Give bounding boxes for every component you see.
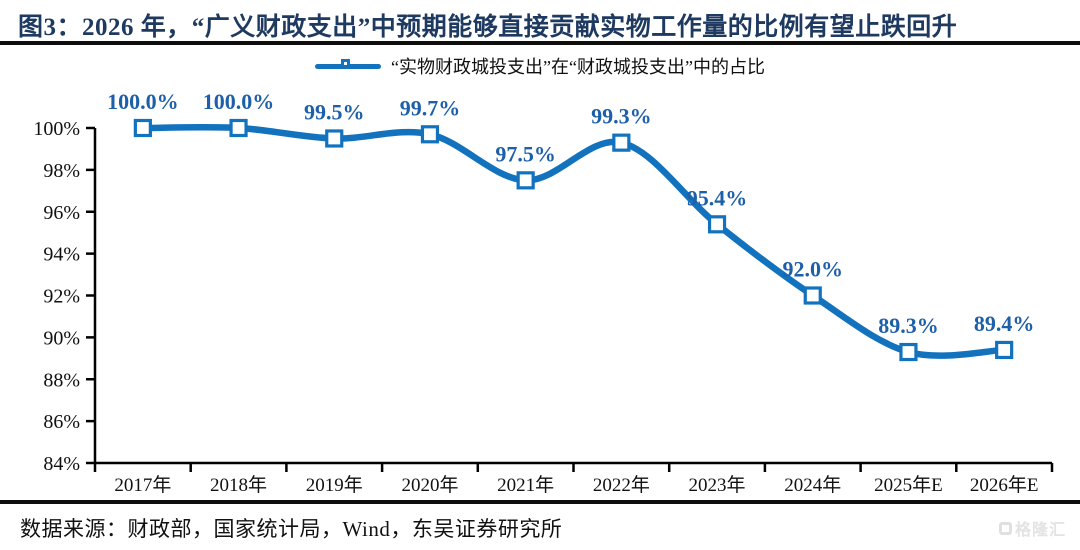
line-chart: 100% 98% 96% 94% 92% 90% 88% 86% 84% 2017年 2018年 20…: [33, 89, 1054, 496]
data-point-marker: [612, 133, 631, 152]
y-axis-tick-label: 100%: [33, 118, 80, 140]
data-point-marker: [899, 342, 918, 362]
data-point-label: 89.4%: [974, 311, 1035, 336]
data-point-label: 89.3%: [878, 313, 939, 338]
figure-title: 图3：2026 年，“广义财政支出”中预期能够直接贡献实物工作量的比例有望止跌回…: [18, 14, 958, 41]
chart-legend: “实物财政城投支出”在“财政城投支出”中的占比: [0, 45, 1080, 87]
footer: 数据来源：财政部，国家统计局，Wind，东吴证券研究所 格隆汇: [0, 504, 1080, 550]
y-axis-tick-label: 92%: [43, 286, 80, 308]
data-point-marker: [516, 171, 535, 190]
legend-square-marker-icon: [341, 58, 351, 68]
y-axis-tick-label: 96%: [43, 202, 80, 224]
gelonghui-logo-icon: [998, 521, 1012, 535]
y-axis-tick-label: 88%: [43, 369, 80, 391]
series-line: [139, 123, 1008, 359]
watermark: 格隆汇: [998, 516, 1066, 540]
data-source-text: 数据来源：财政部，国家统计局，Wind，东吴证券研究所: [20, 517, 563, 541]
data-point-marker: [803, 286, 822, 305]
data-point-label: 100.0%: [203, 89, 275, 114]
data-point-label: 97.5%: [495, 141, 556, 166]
data-point-marker: [995, 340, 1014, 360]
x-axis-tick-label: 2019年: [306, 474, 363, 496]
data-point-label: 95.4%: [687, 185, 748, 210]
x-axis-tick-label: 2017年: [114, 474, 171, 496]
y-axis-tick-label: 84%: [43, 453, 80, 475]
figure-title-bar: 图3：2026 年，“广义财政支出”中预期能够直接贡献实物工作量的比例有望止跌回…: [0, 0, 1080, 41]
x-axis-tick-label: 2026年E: [970, 474, 1039, 496]
data-point-marker: [229, 118, 248, 138]
data-point-marker: [707, 215, 727, 234]
data-point-label: 92.0%: [783, 257, 844, 282]
y-axis-tick-label: 94%: [43, 244, 80, 266]
watermark-text: 格隆汇: [1014, 522, 1066, 539]
data-point-label: 99.5%: [304, 99, 365, 124]
x-axis-tick-label: 2024年: [784, 474, 841, 496]
data-point-marker: [133, 118, 152, 138]
data-point-marker: [420, 125, 440, 144]
x-axis-tick-label: 2022年: [593, 474, 650, 496]
y-axis-tick-label: 90%: [43, 327, 80, 349]
data-point-marker: [325, 129, 344, 148]
legend-label: “实物财政城投支出”在“财政城投支出”中的占比: [391, 57, 765, 77]
footer-divider-rule: [0, 500, 1080, 504]
x-axis-tick-label: 2020年: [401, 474, 458, 496]
data-point-label: 99.3%: [591, 104, 652, 129]
x-axis-tick-label: 2018年: [210, 474, 267, 496]
x-axis-tick-label: 2021年: [497, 474, 554, 496]
y-axis-tick-label: 86%: [43, 411, 80, 433]
title-divider-rule: [0, 41, 1080, 45]
data-point-label: 99.7%: [400, 95, 461, 120]
x-axis-tick-label: 2023年: [689, 474, 746, 496]
x-axis-tick-label: 2025年E: [874, 474, 943, 496]
chart-area: 100% 98% 96% 94% 92% 90% 88% 86% 84% 2017年 2018年 20…: [0, 87, 1080, 499]
data-point-label: 100.0%: [107, 89, 179, 114]
y-axis-tick-label: 98%: [43, 160, 80, 182]
legend-line-marker-icon: [315, 58, 382, 75]
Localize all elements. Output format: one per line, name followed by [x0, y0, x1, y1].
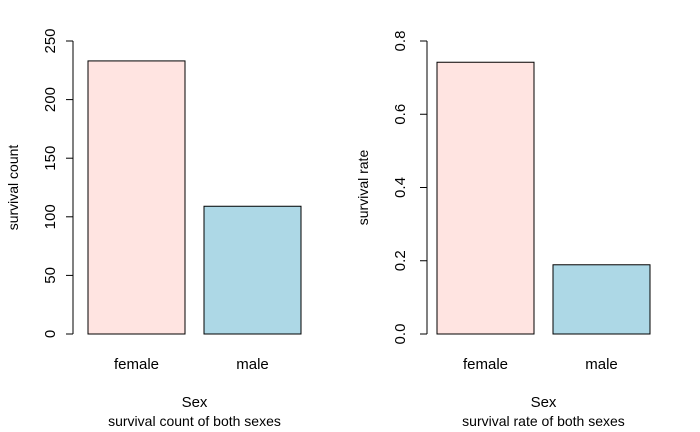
category-label-male: male — [585, 356, 618, 373]
y-tick-label: 200 — [42, 87, 59, 112]
y-tick-label: 0.6 — [392, 104, 409, 125]
chart-caption: survival count of both sexes — [108, 413, 281, 429]
category-label-female: female — [463, 356, 508, 373]
y-tick-label: 0.0 — [392, 324, 409, 345]
bar-male — [203, 205, 302, 335]
y-tick-label: 0.2 — [392, 250, 409, 271]
bar-female — [436, 61, 535, 335]
x-axis-title: Sex — [182, 394, 208, 411]
y-axis-title: survival rate — [355, 150, 371, 226]
survival-rate-chart: female male 0.0 0.2 0.4 0.6 0.8 survival rate Se… — [355, 31, 651, 429]
y-tick-label: 50 — [42, 267, 59, 284]
bar-male — [552, 264, 651, 335]
chart-caption: survival rate of both sexes — [462, 413, 625, 429]
y-tick-label: 150 — [42, 146, 59, 171]
bar-female — [87, 60, 186, 335]
y-axis-title: survival count — [5, 145, 21, 231]
category-label-male: male — [236, 356, 269, 373]
category-label-female: female — [114, 356, 159, 373]
survival-count-chart: female male 0 50 100 150 200 250 survival count S… — [5, 28, 302, 429]
y-tick-label: 100 — [42, 204, 59, 229]
y-tick-label: 0.8 — [392, 31, 409, 52]
y-tick-label: 250 — [42, 28, 59, 53]
x-axis-title: Sex — [531, 394, 557, 411]
y-tick-label: 0 — [42, 330, 59, 338]
y-tick-label: 0.4 — [392, 177, 409, 198]
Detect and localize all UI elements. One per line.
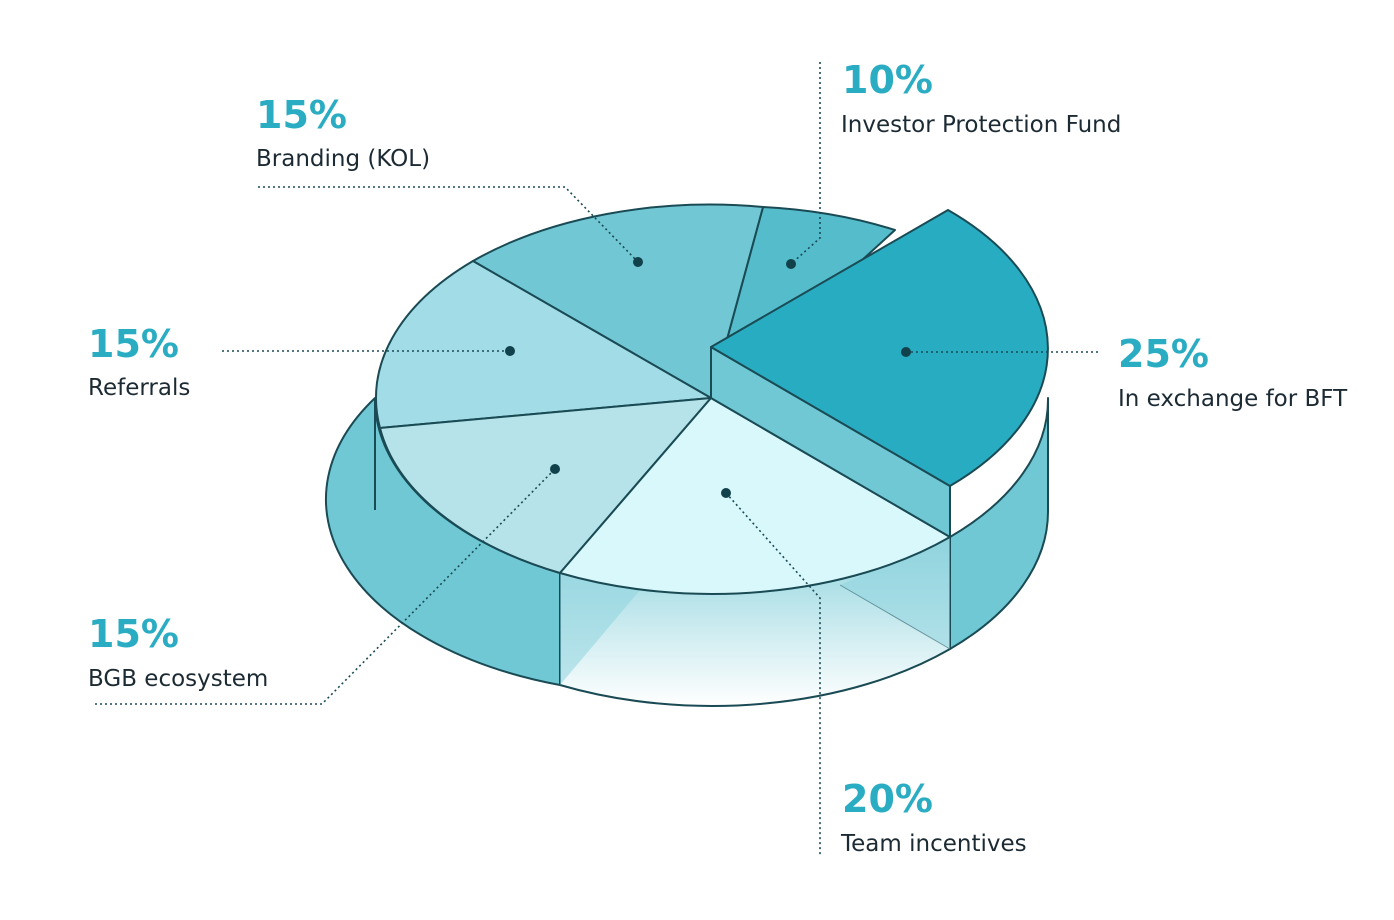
pct-investor: 10% [842,58,933,102]
label-referrals: Referrals [88,375,190,401]
dot-branding [633,257,643,267]
slice-bgb-ecosystem [379,397,712,574]
label-branding: Branding (KOL) [256,146,430,172]
front-bottom-arc [559,648,951,707]
leader-team [725,492,821,855]
leader-bgb [95,468,556,705]
pct-referrals: 15% [88,322,179,366]
pie-side-walls [324,397,1050,707]
dot-team [721,488,731,498]
slice-bft-top [710,209,1049,487]
pct-team: 20% [842,777,933,821]
front-faded-wall [560,537,950,706]
label-investor: Investor Protection Fund [841,112,1121,138]
label-bft: In exchange for BFT [1118,386,1348,412]
right-side-wall [949,397,1050,650]
leader-branding [258,186,639,263]
slice-branding [472,203,764,399]
leader-lines [95,62,1098,855]
slice-referrals [375,260,712,429]
dot-referrals [505,346,515,356]
leader-investor [790,62,821,265]
pct-bgb: 15% [88,612,179,656]
slice-labels: 15% Branding (KOL) 10% Investor Protecti… [88,58,1348,857]
slice-team-incentives [559,397,951,595]
dot-investor [786,259,796,269]
dot-bgb [550,464,560,474]
label-team: Team incentives [840,831,1027,857]
inner-wall-left [560,573,640,685]
inner-wall-line [839,584,951,650]
inner-wall-right [840,537,950,649]
pie-top-slices [375,203,1049,595]
dot-bft [901,347,911,357]
anchor-dots [505,257,911,498]
pct-bft: 25% [1118,332,1209,376]
pct-branding: 15% [256,93,347,137]
label-bgb: BGB ecosystem [88,666,268,692]
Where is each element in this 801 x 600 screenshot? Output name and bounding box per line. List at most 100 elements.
____________________
» **Exercise objective**: Return each line of the material above that contains the string "divider".

» **Written answer**:
footer-divider-rule: [0, 500, 1080, 504]
title-divider-rule: [0, 41, 1080, 45]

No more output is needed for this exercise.